**TASK OBJECTIVE:** Everything in the listing should be restated word for word.

**DATA EXCERPTS:**
>> begin

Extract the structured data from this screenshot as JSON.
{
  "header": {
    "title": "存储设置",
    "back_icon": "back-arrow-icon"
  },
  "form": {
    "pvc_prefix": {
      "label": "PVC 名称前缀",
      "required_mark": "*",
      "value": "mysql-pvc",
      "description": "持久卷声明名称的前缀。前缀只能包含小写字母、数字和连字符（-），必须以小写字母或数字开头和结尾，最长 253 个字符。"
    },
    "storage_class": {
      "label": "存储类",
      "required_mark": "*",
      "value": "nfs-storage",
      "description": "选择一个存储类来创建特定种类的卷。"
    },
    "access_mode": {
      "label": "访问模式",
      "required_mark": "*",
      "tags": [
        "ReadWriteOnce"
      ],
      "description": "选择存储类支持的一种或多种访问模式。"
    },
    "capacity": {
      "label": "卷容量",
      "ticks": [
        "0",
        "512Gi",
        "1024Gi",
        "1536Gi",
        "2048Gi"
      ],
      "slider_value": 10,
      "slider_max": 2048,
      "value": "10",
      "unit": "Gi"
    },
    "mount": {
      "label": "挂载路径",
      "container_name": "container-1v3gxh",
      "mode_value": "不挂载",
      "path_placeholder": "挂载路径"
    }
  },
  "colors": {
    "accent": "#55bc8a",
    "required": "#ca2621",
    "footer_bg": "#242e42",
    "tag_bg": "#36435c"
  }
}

>> end

**THE ANSWER:**
Extract the structured data from this screenshot as JSON.
{
  "header": {
    "title": "存储设置",
    "back_icon": "back-arrow-icon"
  },
  "form": {
    "pvc_prefix": {
      "label": "PVC 名称前缀",
      "required_mark": "*",
      "value": "mysql-pvc",
      "description": "持久卷声明名称的前缀。前缀只能包含小写字母、数字和连字符（-），必须以小写字母或数字开头和结尾，最长 253 个字符。"
    },
    "storage_class": {
      "label": "存储类",
      "required_mark": "*",
      "value": "nfs-storage",
      "description": "选择一个存储类来创建特定种类的卷。"
    },
    "access_mode": {
      "label": "访问模式",
      "required_mark": "*",
      "tags": [
        "ReadWriteOnce"
      ],
      "description": "选择存储类支持的一种或多种访问模式。"
    },
    "capacity": {
      "label": "卷容量",
      "ticks": [
        "0",
        "512Gi",
        "1024Gi",
        "1536Gi",
        "2048Gi"
      ],
      "slider_value": 10,
      "slider_max": 2048,
      "value": "10",
      "unit": "Gi"
    },
    "mount": {
      "label": "挂载路径",
      "container_name": "container-1v3gxh",
      "mode_value": "不挂载",
      "path_placeholder": "挂载路径"
    }
  },
  "colors": {
    "accent": "#55bc8a",
    "required": "#ca2621",
    "footer_bg": "#242e42",
    "tag_bg": "#36435c"
  }
}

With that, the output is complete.